▸ **TASK DETAILS**: Output the records exactly as they appear, with no pictures included.

+++++

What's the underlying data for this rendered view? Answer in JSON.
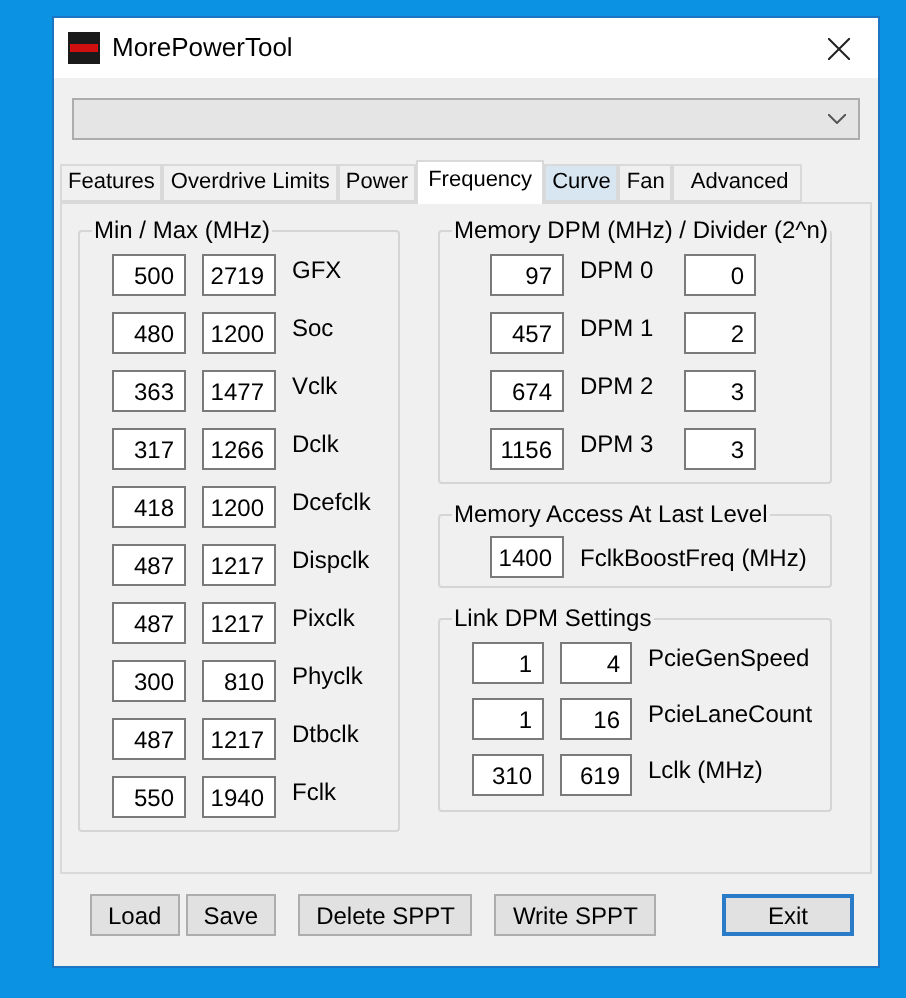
{
  "window": {
    "title": "MorePowerTool"
  },
  "tabs": [
    {
      "label": "Features",
      "selected": false,
      "hovered": false
    },
    {
      "label": "Overdrive Limits",
      "selected": false,
      "hovered": false
    },
    {
      "label": "Power",
      "selected": false,
      "hovered": false
    },
    {
      "label": "Frequency",
      "selected": true,
      "hovered": false
    },
    {
      "label": "Curve",
      "selected": false,
      "hovered": true
    },
    {
      "label": "Fan",
      "selected": false,
      "hovered": false
    },
    {
      "label": "Advanced",
      "selected": false,
      "hovered": false
    }
  ],
  "min_max": {
    "title": "Min / Max (MHz)",
    "rows": [
      {
        "min": "500",
        "max": "2719",
        "label": "GFX"
      },
      {
        "min": "480",
        "max": "1200",
        "label": "Soc"
      },
      {
        "min": "363",
        "max": "1477",
        "label": "Vclk"
      },
      {
        "min": "317",
        "max": "1266",
        "label": "Dclk"
      },
      {
        "min": "418",
        "max": "1200",
        "label": "Dcefclk"
      },
      {
        "min": "487",
        "max": "1217",
        "label": "Dispclk"
      },
      {
        "min": "487",
        "max": "1217",
        "label": "Pixclk"
      },
      {
        "min": "300",
        "max": "810",
        "label": "Phyclk"
      },
      {
        "min": "487",
        "max": "1217",
        "label": "Dtbclk"
      },
      {
        "min": "550",
        "max": "1940",
        "label": "Fclk"
      }
    ]
  },
  "memory_dpm": {
    "title": "Memory DPM (MHz) / Divider (2^n)",
    "rows": [
      {
        "frequency": "97",
        "label": "DPM 0",
        "divider": "0"
      },
      {
        "frequency": "457",
        "label": "DPM 1",
        "divider": "2"
      },
      {
        "frequency": "674",
        "label": "DPM 2",
        "divider": "3"
      },
      {
        "frequency": "1156",
        "label": "DPM 3",
        "divider": "3"
      }
    ]
  },
  "memory_access": {
    "title": "Memory Access At Last Level",
    "value": "1400",
    "label": "FclkBoostFreq (MHz)"
  },
  "link_dpm": {
    "title": "Link DPM Settings",
    "rows": [
      {
        "min": "1",
        "max": "4",
        "label": "PcieGenSpeed"
      },
      {
        "min": "1",
        "max": "16",
        "label": "PcieLaneCount"
      },
      {
        "min": "310",
        "max": "619",
        "label": "Lclk (MHz)"
      }
    ]
  },
  "buttons": [
    {
      "label": "Load",
      "default": false
    },
    {
      "label": "Save",
      "default": false
    },
    {
      "label": "Delete SPPT",
      "default": false
    },
    {
      "label": "Write SPPT",
      "default": false
    },
    {
      "label": "Exit",
      "default": true
    }
  ]
}
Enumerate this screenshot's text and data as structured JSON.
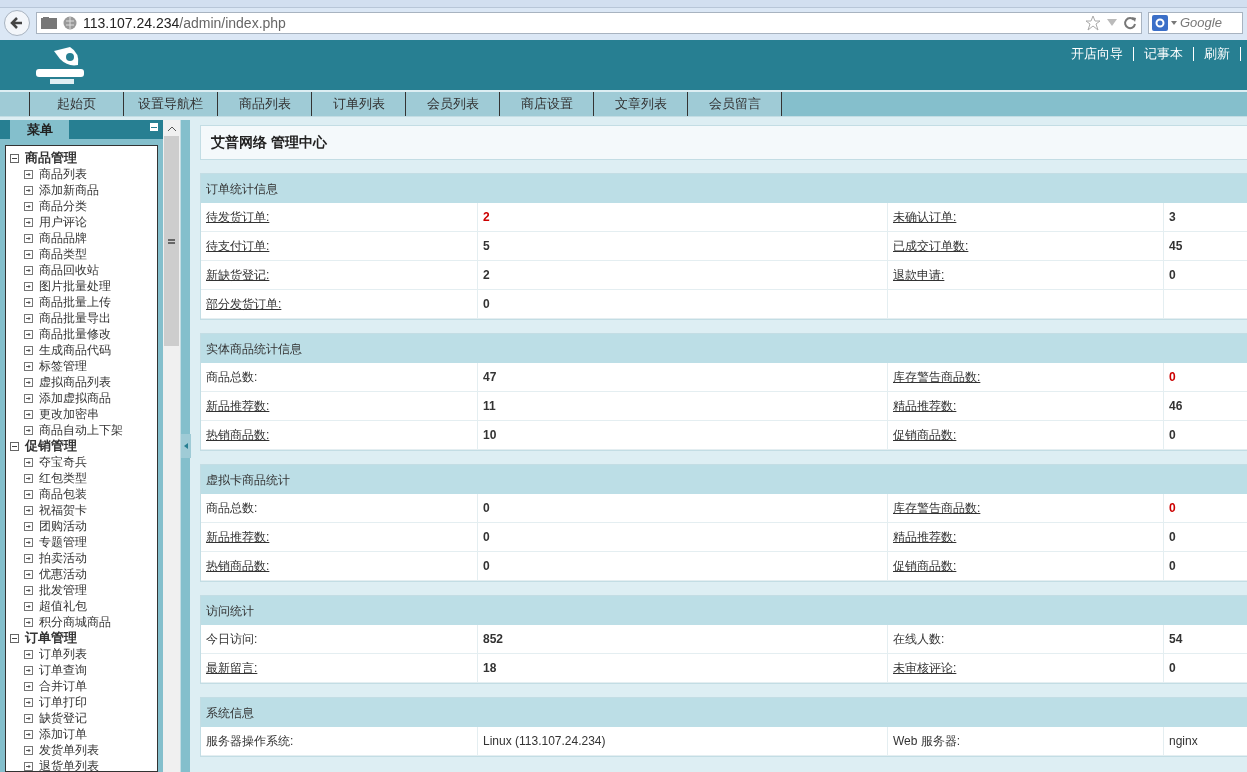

+++++

▸ **FINAL ANSWER**:
What's the underlying data for this rendered view? Answer in JSON.
{
  "window": {
    "title": "MorePowerTool"
  },
  "tabs": [
    {
      "label": "Features",
      "selected": false,
      "hovered": false
    },
    {
      "label": "Overdrive Limits",
      "selected": false,
      "hovered": false
    },
    {
      "label": "Power",
      "selected": false,
      "hovered": false
    },
    {
      "label": "Frequency",
      "selected": true,
      "hovered": false
    },
    {
      "label": "Curve",
      "selected": false,
      "hovered": true
    },
    {
      "label": "Fan",
      "selected": false,
      "hovered": false
    },
    {
      "label": "Advanced",
      "selected": false,
      "hovered": false
    }
  ],
  "min_max": {
    "title": "Min / Max (MHz)",
    "rows": [
      {
        "min": "500",
        "max": "2719",
        "label": "GFX"
      },
      {
        "min": "480",
        "max": "1200",
        "label": "Soc"
      },
      {
        "min": "363",
        "max": "1477",
        "label": "Vclk"
      },
      {
        "min": "317",
        "max": "1266",
        "label": "Dclk"
      },
      {
        "min": "418",
        "max": "1200",
        "label": "Dcefclk"
      },
      {
        "min": "487",
        "max": "1217",
        "label": "Dispclk"
      },
      {
        "min": "487",
        "max": "1217",
        "label": "Pixclk"
      },
      {
        "min": "300",
        "max": "810",
        "label": "Phyclk"
      },
      {
        "min": "487",
        "max": "1217",
        "label": "Dtbclk"
      },
      {
        "min": "550",
        "max": "1940",
        "label": "Fclk"
      }
    ]
  },
  "memory_dpm": {
    "title": "Memory DPM (MHz) / Divider (2^n)",
    "rows": [
      {
        "frequency": "97",
        "label": "DPM 0",
        "divider": "0"
      },
      {
        "frequency": "457",
        "label": "DPM 1",
        "divider": "2"
      },
      {
        "frequency": "674",
        "label": "DPM 2",
        "divider": "3"
      },
      {
        "frequency": "1156",
        "label": "DPM 3",
        "divider": "3"
      }
    ]
  },
  "memory_access": {
    "title": "Memory Access At Last Level",
    "value": "1400",
    "label": "FclkBoostFreq (MHz)"
  },
  "link_dpm": {
    "title": "Link DPM Settings",
    "rows": [
      {
        "min": "1",
        "max": "4",
        "label": "PcieGenSpeed"
      },
      {
        "min": "1",
        "max": "16",
        "label": "PcieLaneCount"
      },
      {
        "min": "310",
        "max": "619",
        "label": "Lclk (MHz)"
      }
    ]
  },
  "buttons": [
    {
      "label": "Load",
      "default": false
    },
    {
      "label": "Save",
      "default": false
    },
    {
      "label": "Delete SPPT",
      "default": false
    },
    {
      "label": "Write SPPT",
      "default": false
    },
    {
      "label": "Exit",
      "default": true
    }
  ]
}
Enumerate this screenshot's text and data as structured JSON.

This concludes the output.